Problem details -
Read the entries below and pull out each line with the string "text".
──────── Available records ────────
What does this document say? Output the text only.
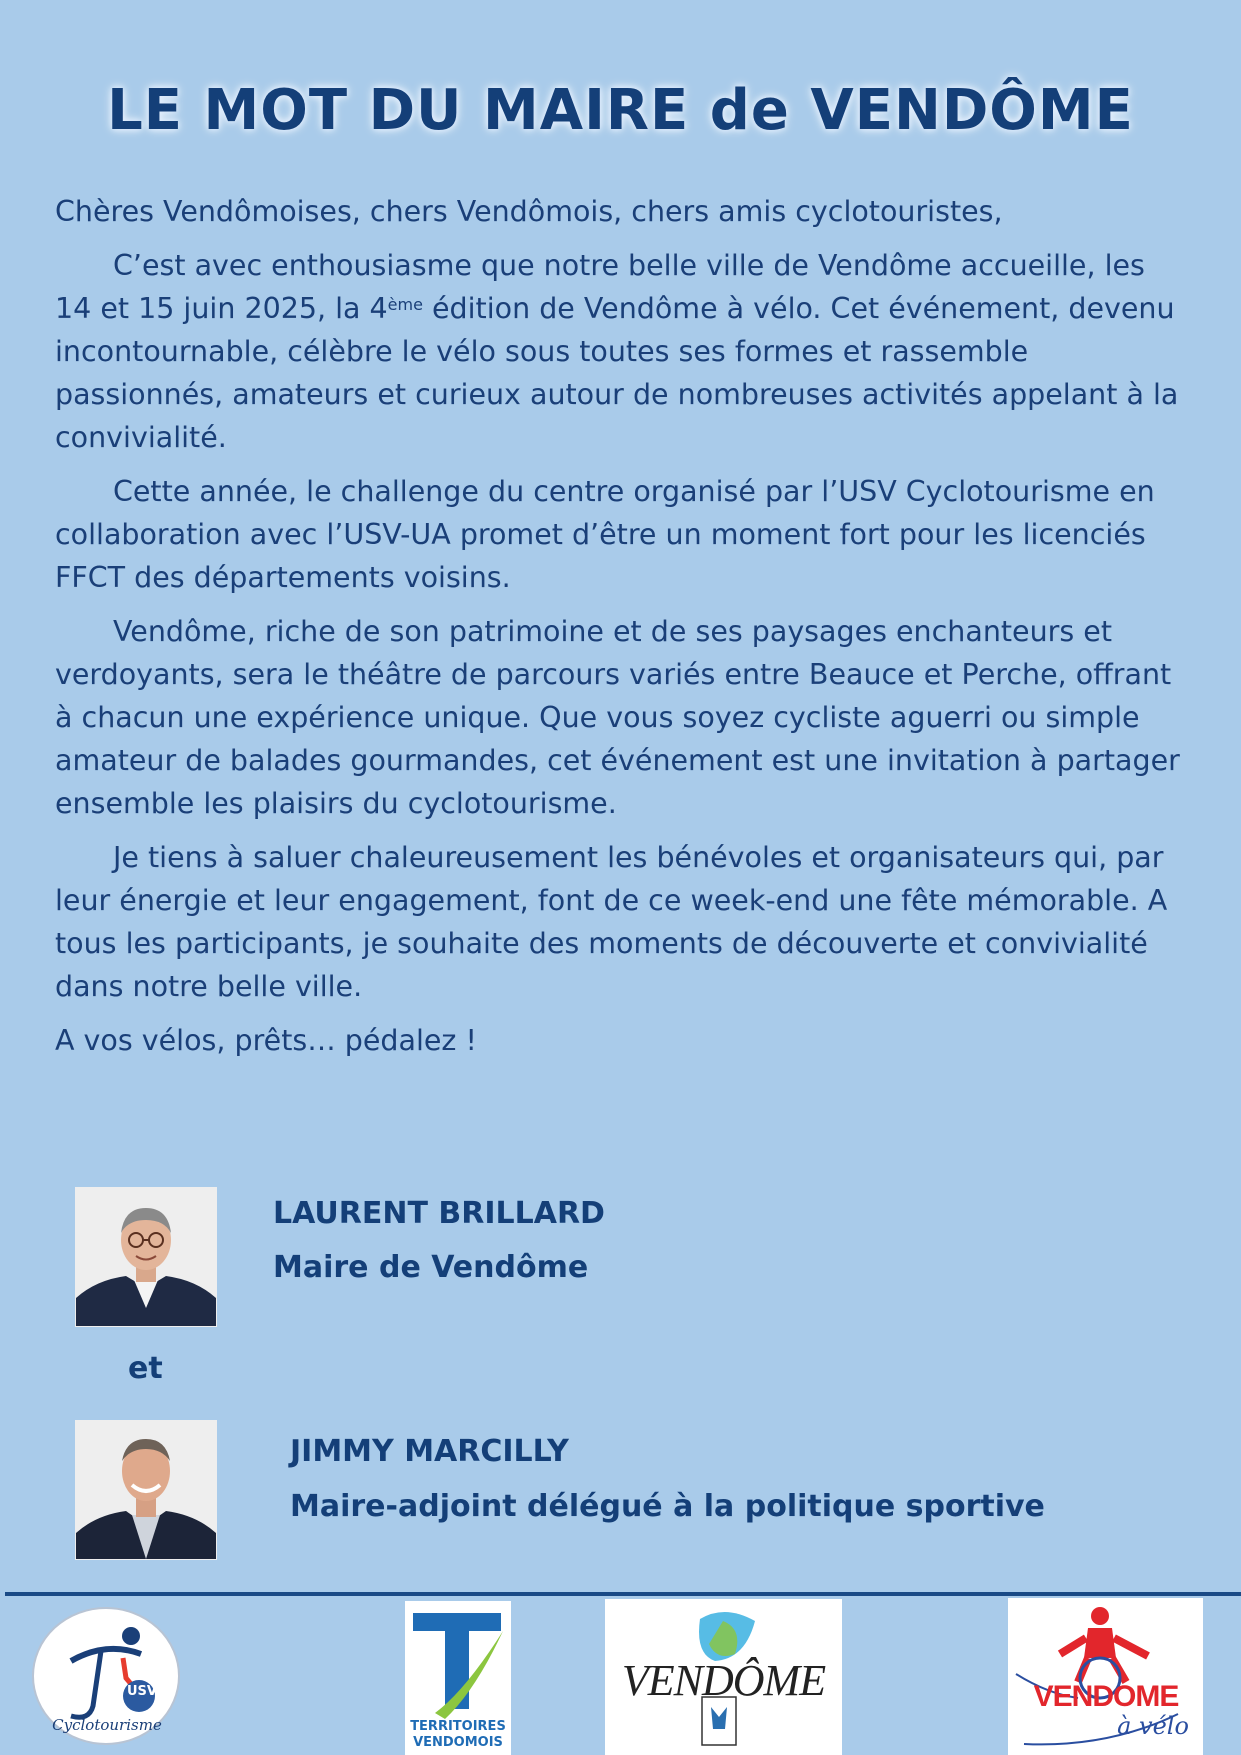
LE MOT DU MAIRE de VENDÔME

Chères Vendômoises, chers Vendômois, chers amis cyclotouristes,

C’est avec enthousiasme que notre belle ville de Vendôme accueille, les 14 et 15 juin 2025, la 4ème édition de Vendôme à vélo. Cet événement, devenu incontournable, célèbre le vélo sous toutes ses formes et rassemble passionnés, amateurs et curieux autour de nombreuses activités appelant à la convivialité.

Cette année, le challenge du centre organisé par l’USV Cyclotourisme en collaboration avec l’USV-UA promet d’être un moment fort pour les licenciés FFCT des départements voisins.

Vendôme, riche de son patrimoine et de ses paysages enchanteurs et verdoyants, sera le théâtre de parcours variés entre Beauce et Perche, offrant à chacun une expérience unique. Que vous soyez cycliste aguerri ou simple amateur de balades gourmandes, cet événement est une invitation à partager ensemble les plaisirs du cyclotourisme.

Je tiens à saluer chaleureusement les bénévoles et organisateurs qui, par leur énergie et leur engagement, font de ce week-end une fête mémorable. A tous les participants, je souhaite des moments de découverte et convivialité dans notre belle ville.

A vos vélos, prêts… pédalez !

LAURENT BRILLARD
Maire de Vendôme
et
JIMMY MARCILLY
Maire-adjoint délégué à la politique sportive
USV
Cyclotourisme	TERRITOIRES
VENDOMOIS
VENDÔME	VENDOME
à vélo
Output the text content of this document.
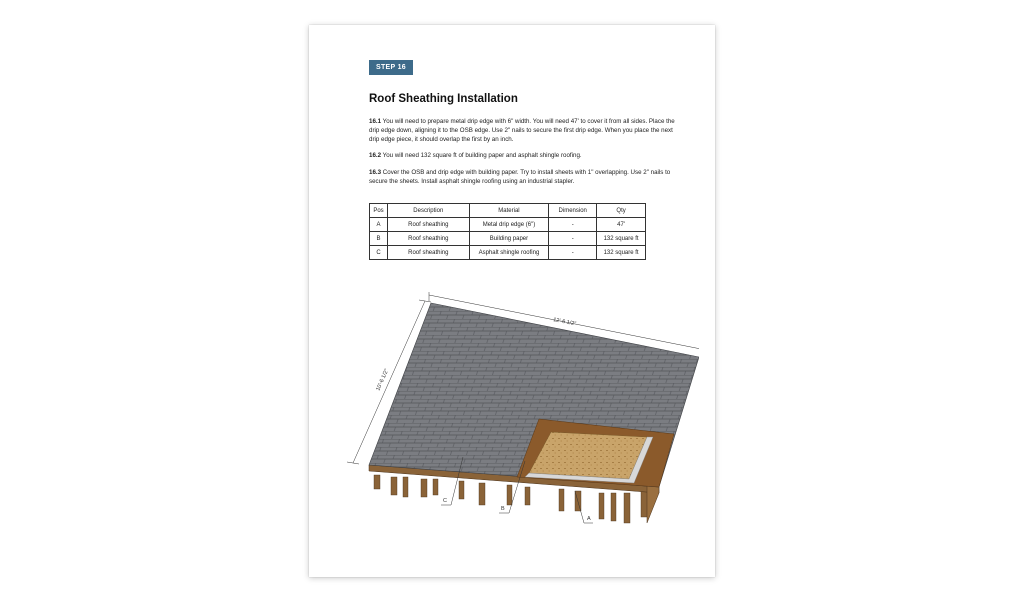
STEP 16
Roof Sheathing Installation

16.1 You will need to prepare metal drip edge with 6" width. You will need 47' to cover it from all sides. Place the drip edge down, aligning it to the OSB edge. Use 2" nails to secure the first drip edge. When you place the next drip edge piece, it should overlap the first by an inch.

16.2 You will need 132 square ft of building paper and asphalt shingle roofing.

16.3 Cover the OSB and drip edge with building paper. Try to install sheets with 1" overlapping. Use 2" nails to secure the sheets. Install asphalt shingle roofing using an industrial stapler.

Pos	Description	Material	Dimension	Qty
A	Roof sheathing	Metal drip edge (6")	-	47'
B	Roof sheathing	Building paper	-	132 square ft
C	Roof sheathing	Asphalt shingle roofing	-	132 square ft
12'-6 1/2"
10'-6 1/2"
A
B
C
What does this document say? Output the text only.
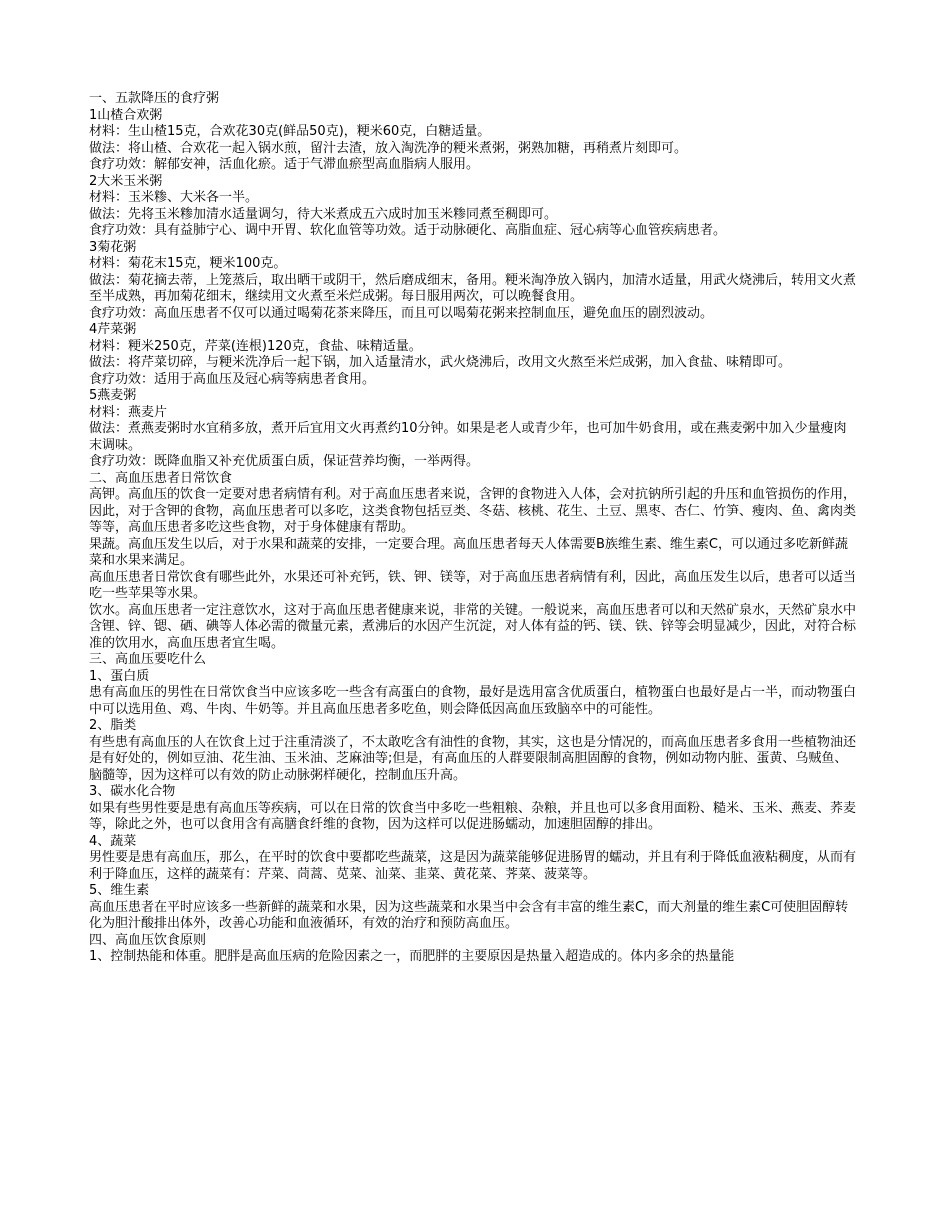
一、五款降压的食疗粥

1山楂合欢粥

材料：生山楂15克，合欢花30克(鲜品50克)，粳米60克，白糖适量。

做法：将山楂、合欢花一起入锅水煎，留汁去渣，放入淘洗净的粳米煮粥，粥熟加糖，再稍煮片刻即可。

食疗功效：解郁安神，活血化瘀。适于气滞血瘀型高血脂病人服用。

2大米玉米粥

材料：玉米糁、大米各一半。

做法：先将玉米糁加清水适量调匀，待大米煮成五六成时加玉米糁同煮至稠即可。

食疗功效：具有益肺宁心、调中开胃、软化血管等功效。适于动脉硬化、高脂血症、冠心病等心血管疾病患者。

3菊花粥

材料：菊花末15克，粳米100克。

做法：菊花摘去蒂，上笼蒸后，取出晒干或阴干，然后磨成细末，备用。粳米淘净放入锅内，加清水适量，用武火烧沸后，转用文火煮至半成熟，再加菊花细末，继续用文火煮至米烂成粥。每日服用两次，可以晚餐食用。

食疗功效：高血压患者不仅可以通过喝菊花茶来降压，而且可以喝菊花粥来控制血压，避免血压的剧烈波动。

4芹菜粥

材料：粳米250克，芹菜(连根)120克，食盐、味精适量。

做法：将芹菜切碎，与粳米洗净后一起下锅，加入适量清水，武火烧沸后，改用文火熬至米烂成粥，加入食盐、味精即可。

食疗功效：适用于高血压及冠心病等病患者食用。

5燕麦粥

材料：燕麦片

做法：煮燕麦粥时水宜稍多放，煮开后宜用文火再煮约10分钟。如果是老人或青少年，也可加牛奶食用，或在燕麦粥中加入少量瘦肉末调味。

食疗功效：既降血脂又补充优质蛋白质，保证营养均衡，一举两得。

二、高血压患者日常饮食

高钾。高血压的饮食一定要对患者病情有利。对于高血压患者来说，含钾的食物进入人体，会对抗钠所引起的升压和血管损伤的作用，因此，对于含钾的食物，高血压患者可以多吃，这类食物包括豆类、冬菇、核桃、花生、土豆、黑枣、杏仁、竹笋、瘦肉、鱼、禽肉类等等，高血压患者多吃这些食物，对于身体健康有帮助。

果蔬。高血压发生以后，对于水果和蔬菜的安排，一定要合理。高血压患者每天人体需要B族维生素、维生素C，可以通过多吃新鲜蔬菜和水果来满足。

高血压患者日常饮食有哪些此外，水果还可补充钙，铁、钾、镁等，对于高血压患者病情有利，因此，高血压发生以后，患者可以适当吃一些苹果等水果。

饮水。高血压患者一定注意饮水，这对于高血压患者健康来说，非常的关键。一般说来，高血压患者可以和天然矿泉水，天然矿泉水中含锂、锌、锶、硒、碘等人体必需的微量元素，煮沸后的水因产生沉淀，对人体有益的钙、镁、铁、锌等会明显减少，因此，对符合标准的饮用水，高血压患者宜生喝。

三、高血压要吃什么

1、蛋白质

患有高血压的男性在日常饮食当中应该多吃一些含有高蛋白的食物，最好是选用富含优质蛋白，植物蛋白也最好是占一半，而动物蛋白中可以选用鱼、鸡、牛肉、牛奶等。并且高血压患者多吃鱼，则会降低因高血压致脑卒中的可能性。

2、脂类

有些患有高血压的人在饮食上过于注重清淡了，不太敢吃含有油性的食物，其实，这也是分情况的，而高血压患者多食用一些植物油还是有好处的，例如豆油、花生油、玉米油、芝麻油等;但是，有高血压的人群要限制高胆固醇的食物，例如动物内脏、蛋黄、乌贼鱼、脑髓等，因为这样可以有效的防止动脉粥样硬化，控制血压升高。

3、碳水化合物

如果有些男性要是患有高血压等疾病，可以在日常的饮食当中多吃一些粗粮、杂粮，并且也可以多食用面粉、糙米、玉米、燕麦、荞麦等，除此之外，也可以食用含有高膳食纤维的食物，因为这样可以促进肠蠕动，加速胆固醇的排出。

4、蔬菜

男性要是患有高血压，那么，在平时的饮食中要都吃些蔬菜，这是因为蔬菜能够促进肠胃的蠕动，并且有利于降低血液粘稠度，从而有利于降血压，这样的蔬菜有：芹菜、茼蒿、苋菜、汕菜、韭菜、黄花菜、荠菜、菠菜等。

5、维生素

高血压患者在平时应该多一些新鲜的蔬菜和水果，因为这些蔬菜和水果当中会含有丰富的维生素C，而大剂量的维生素C可使胆固醇转化为胆汁酸排出体外，改善心功能和血液循环，有效的治疗和预防高血压。

四、高血压饮食原则

1、控制热能和体重。肥胖是高血压病的危险因素之一，而肥胖的主要原因是热量入超造成的。体内多余的热量能
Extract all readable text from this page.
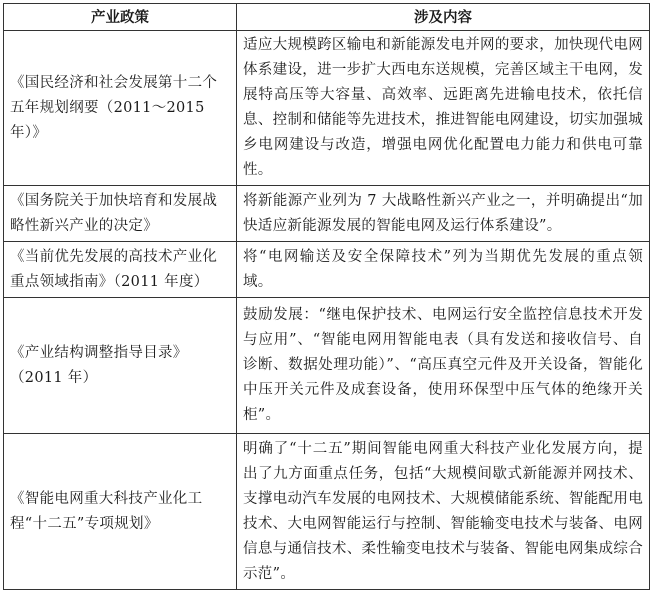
产业政策	涉及内容
《国民经济和社会发展第十二个五年规划纲要（2011～2015年）》	适应大规模跨区输电和新能源发电并网的要求，加快现代电网体系建设，进一步扩大西电东送规模，完善区域主干电网，发展特高压等大容量、高效率、远距离先进输电技术，依托信息、控制和储能等先进技术，推进智能电网建设，切实加强城乡电网建设与改造，增强电网优化配置电力能力和供电可靠性。
《国务院关于加快培育和发展战略性新兴产业的决定》	将新能源产业列为 7 大战略性新兴产业之一，并明确提出“加快适应新能源发展的智能电网及运行体系建设”。
《当前优先发展的高技术产业化重点领域指南》（2011 年度）	将“电网输送及安全保障技术”列为当期优先发展的重点领域。
《产业结构调整指导目录》（2011 年）	鼓励发展：“继电保护技术、电网运行安全监控信息技术开发与应用”、“智能电网用智能电表（具有发送和接收信号、自诊断、数据处理功能）”、“高压真空元件及开关设备，智能化中压开关元件及成套设备，使用环保型中压气体的绝缘开关柜”。
《智能电网重大科技产业化工程“十二五”专项规划》	明确了“十二五”期间智能电网重大科技产业化发展方向，提出了九方面重点任务，包括“大规模间歇式新能源并网技术、支撑电动汽车发展的电网技术、大规模储能系统、智能配用电技术、大电网智能运行与控制、智能输变电技术与装备、电网信息与通信技术、柔性输变电技术与装备、智能电网集成综合示范”。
────────
Response below -
What does this document say? Output the text only.
Output the text content of this document.
What does this document say? Output the text only.
Extract all readable text from this page.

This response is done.